● **TEXT BLOCK**:
★ ★ ★ ★ ★ ★ ★

Round 74 ends on January 31st, so get busy writing and e-mail us your entry. Remember that there is a 1,500-word minimum, and that articles on practical “how to” skills for survival have an advantage in the judging.
Nice article, but the instructions are a bit hard to follow. Some detailed photographs would make all the difference in the world and transform this into a winning series!
Best to buy and learn to operate your forge NOW. Too steep a learning curve to wait until things collapse, then try to figure it all out. I had a farrier’s forge for years, handy size for small to medium work. All I made in it was buttplates and trigger guards for Kentucky rifles and a few tomahawk heads.
You can find small forges and associated tools at farm auctions.
I have thoughts of building a nice big brick one and a building to put it in but I’m getting to old to take on projects like that anymore.
You can take blacksmithing classes at Conner Prairie Living history Museum in Fishers Indiana. I used to teach Kentucky rifle building classes there, good outfit.
Thank you, Great Recommendations.
For those interested enough to get serious about charcoal making, this method seems to offer an efficient and somewhat less smoky way to make it.
http://charcoalkiln.com/55-gallon-drum-charcoal-retort/
(video at bottom of the page is worth seeing.)
Buying a cheap knife forge and a 100 Lb. bottle of propane would do for 95% of anyone’s forging needs for many years, if not forever with no screwing around with all of the stuff in this article.
After SHFT there are 10 things you know of that will get you over time and another few that you haven’t thought about plus of course bad luck.
For the price of “a cheap knife forge and a 100 Lb. bottle of propane,” (and something resembling an anvil?) you could save yourself even more trouble by purchasing a couple of good knives, if that’s all you think you’ll need, but the charcoal and the forge, not to mention the skills and understanding you’d develop, might serve you later, in ways you can’t even anticipate until you’ve worked your way through.
A knife forge will accommodate most anything mentioned in the article. It’s simply a description of a small forge that knife/axe makers and other fabricators use and are made in many places for little money.

★ ★ ★ ★ ★ ★ ★

● **RECORD SET**:
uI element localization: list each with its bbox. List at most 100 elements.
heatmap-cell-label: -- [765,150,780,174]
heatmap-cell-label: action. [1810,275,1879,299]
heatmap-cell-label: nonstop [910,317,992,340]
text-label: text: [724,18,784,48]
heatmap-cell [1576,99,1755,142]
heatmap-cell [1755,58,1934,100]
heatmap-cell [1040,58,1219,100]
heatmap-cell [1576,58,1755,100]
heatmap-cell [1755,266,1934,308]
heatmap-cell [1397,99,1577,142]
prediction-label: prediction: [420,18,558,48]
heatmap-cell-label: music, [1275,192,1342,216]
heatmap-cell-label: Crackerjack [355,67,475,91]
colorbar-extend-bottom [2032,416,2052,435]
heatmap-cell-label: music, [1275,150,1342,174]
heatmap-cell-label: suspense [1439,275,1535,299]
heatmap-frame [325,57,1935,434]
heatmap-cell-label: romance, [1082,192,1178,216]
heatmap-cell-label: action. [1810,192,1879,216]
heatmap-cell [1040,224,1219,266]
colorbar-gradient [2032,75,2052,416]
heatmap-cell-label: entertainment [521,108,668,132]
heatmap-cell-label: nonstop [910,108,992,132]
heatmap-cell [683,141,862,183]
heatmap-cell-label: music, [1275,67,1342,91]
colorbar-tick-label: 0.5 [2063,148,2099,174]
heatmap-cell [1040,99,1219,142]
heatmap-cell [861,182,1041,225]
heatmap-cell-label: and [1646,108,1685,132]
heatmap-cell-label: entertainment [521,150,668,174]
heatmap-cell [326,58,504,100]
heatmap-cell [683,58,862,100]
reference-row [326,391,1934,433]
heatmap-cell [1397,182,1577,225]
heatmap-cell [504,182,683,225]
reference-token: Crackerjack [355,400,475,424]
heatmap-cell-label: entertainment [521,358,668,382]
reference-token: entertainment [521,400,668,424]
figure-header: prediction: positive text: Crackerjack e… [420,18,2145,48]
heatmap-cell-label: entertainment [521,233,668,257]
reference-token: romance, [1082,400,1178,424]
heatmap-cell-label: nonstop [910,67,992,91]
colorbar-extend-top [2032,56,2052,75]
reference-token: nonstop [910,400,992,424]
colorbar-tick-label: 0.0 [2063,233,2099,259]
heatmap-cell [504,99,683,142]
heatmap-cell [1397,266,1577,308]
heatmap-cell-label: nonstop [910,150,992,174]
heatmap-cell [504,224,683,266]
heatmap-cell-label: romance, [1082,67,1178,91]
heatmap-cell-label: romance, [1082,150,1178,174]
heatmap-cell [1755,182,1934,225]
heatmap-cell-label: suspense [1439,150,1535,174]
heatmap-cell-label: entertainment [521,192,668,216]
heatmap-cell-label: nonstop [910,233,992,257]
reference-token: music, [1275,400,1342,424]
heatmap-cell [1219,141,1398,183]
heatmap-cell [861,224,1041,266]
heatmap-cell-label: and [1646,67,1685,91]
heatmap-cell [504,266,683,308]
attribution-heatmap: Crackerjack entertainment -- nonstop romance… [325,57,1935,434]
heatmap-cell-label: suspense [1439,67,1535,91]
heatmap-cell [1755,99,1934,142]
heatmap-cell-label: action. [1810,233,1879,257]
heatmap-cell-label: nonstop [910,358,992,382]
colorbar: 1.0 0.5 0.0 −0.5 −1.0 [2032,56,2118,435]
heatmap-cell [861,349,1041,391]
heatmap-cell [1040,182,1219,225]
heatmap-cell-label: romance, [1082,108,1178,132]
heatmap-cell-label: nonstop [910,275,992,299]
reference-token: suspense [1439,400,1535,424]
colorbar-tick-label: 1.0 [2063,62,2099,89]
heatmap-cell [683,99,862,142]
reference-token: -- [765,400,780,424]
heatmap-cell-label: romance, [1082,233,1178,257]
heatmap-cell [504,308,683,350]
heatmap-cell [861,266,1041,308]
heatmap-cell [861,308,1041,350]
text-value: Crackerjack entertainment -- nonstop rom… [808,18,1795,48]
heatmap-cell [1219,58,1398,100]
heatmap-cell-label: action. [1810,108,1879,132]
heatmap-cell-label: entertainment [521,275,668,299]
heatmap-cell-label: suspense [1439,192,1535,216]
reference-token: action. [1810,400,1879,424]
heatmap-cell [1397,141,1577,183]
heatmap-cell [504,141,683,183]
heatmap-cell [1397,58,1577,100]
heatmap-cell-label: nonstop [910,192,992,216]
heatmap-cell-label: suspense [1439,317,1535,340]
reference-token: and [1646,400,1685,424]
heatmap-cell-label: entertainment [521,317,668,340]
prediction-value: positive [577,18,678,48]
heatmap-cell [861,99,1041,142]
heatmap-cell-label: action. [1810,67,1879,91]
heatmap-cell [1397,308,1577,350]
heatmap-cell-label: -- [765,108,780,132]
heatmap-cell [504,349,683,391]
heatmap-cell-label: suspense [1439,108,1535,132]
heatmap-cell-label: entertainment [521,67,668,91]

★ ★ ★ ★ ★ ★ ★

● **ACTIVITY LIST**:
• 1. In the forging comment thread, list every item the commenter says they made in their farrier's forge.
• 2. According to the forging comment thread, where can one take blacksmithing classes?
The listing comes from a source separate from the forging comment thread.

● **YOUR RESPONSES**:
• 1. Buttplates for Kentucky rifles, trigger guards for Kentucky rifles, and tomahawk heads.

• 2. At Conner Prairie Living History Museum in Fishers, Indiana.